→ **Problem to work on**:
Could you quote, exactly as they stand, the lines running from the one with "Extract the structured" to the final line of the material?

→ **Provided material**:
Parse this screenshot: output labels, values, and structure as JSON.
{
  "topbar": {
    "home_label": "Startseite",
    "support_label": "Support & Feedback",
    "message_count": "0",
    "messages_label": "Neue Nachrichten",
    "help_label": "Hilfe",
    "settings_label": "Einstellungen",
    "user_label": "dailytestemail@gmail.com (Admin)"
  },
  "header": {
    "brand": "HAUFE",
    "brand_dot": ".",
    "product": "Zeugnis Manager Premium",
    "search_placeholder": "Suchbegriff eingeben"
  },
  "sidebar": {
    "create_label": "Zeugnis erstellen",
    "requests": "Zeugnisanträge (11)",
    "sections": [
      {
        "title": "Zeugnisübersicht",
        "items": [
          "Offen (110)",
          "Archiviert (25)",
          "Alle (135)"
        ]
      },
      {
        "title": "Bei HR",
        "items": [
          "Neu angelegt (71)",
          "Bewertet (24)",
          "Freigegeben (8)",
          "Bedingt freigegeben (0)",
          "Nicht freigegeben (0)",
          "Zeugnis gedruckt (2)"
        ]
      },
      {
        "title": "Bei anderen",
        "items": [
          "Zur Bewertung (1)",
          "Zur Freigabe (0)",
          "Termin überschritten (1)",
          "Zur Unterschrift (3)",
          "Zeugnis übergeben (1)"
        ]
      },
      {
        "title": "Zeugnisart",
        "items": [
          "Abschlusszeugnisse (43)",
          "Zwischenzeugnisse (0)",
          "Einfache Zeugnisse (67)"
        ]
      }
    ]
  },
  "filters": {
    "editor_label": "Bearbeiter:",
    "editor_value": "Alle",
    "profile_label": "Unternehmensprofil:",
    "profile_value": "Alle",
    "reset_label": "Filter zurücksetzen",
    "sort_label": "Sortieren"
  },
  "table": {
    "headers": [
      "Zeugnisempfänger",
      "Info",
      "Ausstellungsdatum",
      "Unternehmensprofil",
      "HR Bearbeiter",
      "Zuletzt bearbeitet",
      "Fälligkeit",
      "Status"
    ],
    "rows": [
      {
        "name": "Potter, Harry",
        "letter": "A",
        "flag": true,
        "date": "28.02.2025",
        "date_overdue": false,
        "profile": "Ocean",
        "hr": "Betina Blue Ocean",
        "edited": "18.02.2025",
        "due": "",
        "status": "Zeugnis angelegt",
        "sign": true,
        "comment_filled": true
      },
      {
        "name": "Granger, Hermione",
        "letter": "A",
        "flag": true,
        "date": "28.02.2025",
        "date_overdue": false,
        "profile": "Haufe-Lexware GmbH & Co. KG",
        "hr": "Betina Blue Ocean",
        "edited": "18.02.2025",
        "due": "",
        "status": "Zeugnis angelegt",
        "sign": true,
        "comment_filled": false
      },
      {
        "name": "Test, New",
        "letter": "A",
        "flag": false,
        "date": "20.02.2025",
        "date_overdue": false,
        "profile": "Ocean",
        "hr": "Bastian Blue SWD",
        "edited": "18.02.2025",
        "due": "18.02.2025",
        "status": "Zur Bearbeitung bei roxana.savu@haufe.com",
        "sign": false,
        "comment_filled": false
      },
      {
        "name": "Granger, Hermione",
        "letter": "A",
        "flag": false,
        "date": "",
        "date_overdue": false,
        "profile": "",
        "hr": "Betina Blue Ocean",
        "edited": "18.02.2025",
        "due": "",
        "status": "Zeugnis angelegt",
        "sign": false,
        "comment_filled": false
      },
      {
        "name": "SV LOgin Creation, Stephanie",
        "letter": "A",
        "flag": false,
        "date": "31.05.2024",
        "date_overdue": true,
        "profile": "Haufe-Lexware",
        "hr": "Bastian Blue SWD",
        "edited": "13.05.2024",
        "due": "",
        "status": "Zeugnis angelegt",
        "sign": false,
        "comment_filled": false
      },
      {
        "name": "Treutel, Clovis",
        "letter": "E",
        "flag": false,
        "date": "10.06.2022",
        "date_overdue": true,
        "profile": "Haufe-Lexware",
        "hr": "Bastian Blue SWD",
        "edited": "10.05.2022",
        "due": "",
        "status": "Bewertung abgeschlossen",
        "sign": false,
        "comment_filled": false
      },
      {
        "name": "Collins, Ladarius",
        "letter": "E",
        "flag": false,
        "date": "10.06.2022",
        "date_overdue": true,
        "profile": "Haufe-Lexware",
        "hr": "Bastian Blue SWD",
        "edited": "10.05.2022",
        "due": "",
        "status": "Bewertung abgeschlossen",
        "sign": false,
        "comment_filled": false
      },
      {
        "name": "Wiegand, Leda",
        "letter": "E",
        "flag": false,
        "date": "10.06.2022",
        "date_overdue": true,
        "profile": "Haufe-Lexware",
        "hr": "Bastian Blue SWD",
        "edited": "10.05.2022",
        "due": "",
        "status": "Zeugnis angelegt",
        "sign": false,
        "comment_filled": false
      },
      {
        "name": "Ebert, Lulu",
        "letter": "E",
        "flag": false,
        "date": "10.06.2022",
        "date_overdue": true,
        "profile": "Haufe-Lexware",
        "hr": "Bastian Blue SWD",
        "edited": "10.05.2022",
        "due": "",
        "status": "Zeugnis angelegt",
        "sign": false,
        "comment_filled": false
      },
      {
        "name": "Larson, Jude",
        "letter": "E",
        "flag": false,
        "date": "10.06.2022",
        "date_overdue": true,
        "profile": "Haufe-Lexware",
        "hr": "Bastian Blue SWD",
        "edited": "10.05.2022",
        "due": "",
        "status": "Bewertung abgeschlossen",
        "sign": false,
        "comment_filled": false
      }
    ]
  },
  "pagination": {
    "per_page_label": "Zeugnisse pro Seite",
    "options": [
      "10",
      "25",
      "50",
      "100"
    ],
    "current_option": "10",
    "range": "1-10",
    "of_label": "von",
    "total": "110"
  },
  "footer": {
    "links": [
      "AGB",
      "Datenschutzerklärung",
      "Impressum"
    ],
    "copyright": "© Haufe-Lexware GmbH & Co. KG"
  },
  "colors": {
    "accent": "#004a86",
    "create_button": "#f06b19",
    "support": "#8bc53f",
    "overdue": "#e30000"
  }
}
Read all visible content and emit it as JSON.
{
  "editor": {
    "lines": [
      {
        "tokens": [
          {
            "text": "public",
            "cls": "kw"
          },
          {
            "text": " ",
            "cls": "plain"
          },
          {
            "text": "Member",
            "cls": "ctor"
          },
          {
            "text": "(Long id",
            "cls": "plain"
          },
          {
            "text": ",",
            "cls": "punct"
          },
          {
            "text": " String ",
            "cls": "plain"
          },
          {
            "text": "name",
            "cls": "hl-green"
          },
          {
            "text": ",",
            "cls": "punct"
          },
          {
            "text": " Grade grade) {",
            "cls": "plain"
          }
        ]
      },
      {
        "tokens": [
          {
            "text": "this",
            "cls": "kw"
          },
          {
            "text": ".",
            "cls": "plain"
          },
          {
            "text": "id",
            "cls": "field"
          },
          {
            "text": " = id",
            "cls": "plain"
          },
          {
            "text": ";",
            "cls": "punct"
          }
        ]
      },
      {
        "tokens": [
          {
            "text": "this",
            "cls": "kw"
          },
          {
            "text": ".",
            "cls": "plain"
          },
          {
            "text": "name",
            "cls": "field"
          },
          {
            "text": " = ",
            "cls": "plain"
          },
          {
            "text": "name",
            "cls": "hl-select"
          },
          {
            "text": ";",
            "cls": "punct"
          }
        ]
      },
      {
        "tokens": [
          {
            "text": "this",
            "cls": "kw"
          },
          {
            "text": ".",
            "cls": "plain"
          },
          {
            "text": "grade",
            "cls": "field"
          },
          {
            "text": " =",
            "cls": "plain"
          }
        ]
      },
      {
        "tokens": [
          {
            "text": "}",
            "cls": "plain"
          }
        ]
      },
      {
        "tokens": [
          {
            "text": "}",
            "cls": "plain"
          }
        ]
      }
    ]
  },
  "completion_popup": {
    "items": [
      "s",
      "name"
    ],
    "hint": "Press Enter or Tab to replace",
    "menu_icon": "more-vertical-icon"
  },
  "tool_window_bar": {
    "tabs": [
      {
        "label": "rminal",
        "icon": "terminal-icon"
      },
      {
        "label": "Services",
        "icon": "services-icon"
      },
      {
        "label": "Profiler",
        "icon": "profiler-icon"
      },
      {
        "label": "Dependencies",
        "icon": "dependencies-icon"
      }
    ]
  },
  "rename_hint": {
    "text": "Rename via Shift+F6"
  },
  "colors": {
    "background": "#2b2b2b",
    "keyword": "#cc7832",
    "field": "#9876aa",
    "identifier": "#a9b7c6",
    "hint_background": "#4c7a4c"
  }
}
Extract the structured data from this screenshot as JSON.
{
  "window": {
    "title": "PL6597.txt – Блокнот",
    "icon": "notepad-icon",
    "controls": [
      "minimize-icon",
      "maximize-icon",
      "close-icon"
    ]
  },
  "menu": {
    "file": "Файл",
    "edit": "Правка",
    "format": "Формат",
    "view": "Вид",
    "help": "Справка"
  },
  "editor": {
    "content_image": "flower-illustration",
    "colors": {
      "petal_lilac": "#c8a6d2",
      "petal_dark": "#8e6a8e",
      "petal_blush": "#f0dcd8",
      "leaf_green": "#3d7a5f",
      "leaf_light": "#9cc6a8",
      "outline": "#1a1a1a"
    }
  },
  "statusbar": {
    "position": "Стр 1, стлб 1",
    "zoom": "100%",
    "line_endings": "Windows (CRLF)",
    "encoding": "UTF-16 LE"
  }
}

→ **Written answer**:
Extract the structured data from this screenshot as JSON.
{
  "window": {
    "title": "PL6597.txt – Блокнот",
    "icon": "notepad-icon",
    "controls": [
      "minimize-icon",
      "maximize-icon",
      "close-icon"
    ]
  },
  "menu": {
    "file": "Файл",
    "edit": "Правка",
    "format": "Формат",
    "view": "Вид",
    "help": "Справка"
  },
  "editor": {
    "content_image": "flower-illustration",
    "colors": {
      "petal_lilac": "#c8a6d2",
      "petal_dark": "#8e6a8e",
      "petal_blush": "#f0dcd8",
      "leaf_green": "#3d7a5f",
      "leaf_light": "#9cc6a8",
      "outline": "#1a1a1a"
    }
  },
  "statusbar": {
    "position": "Стр 1, стлб 1",
    "zoom": "100%",
    "line_endings": "Windows (CRLF)",
    "encoding": "UTF-16 LE"
  }
}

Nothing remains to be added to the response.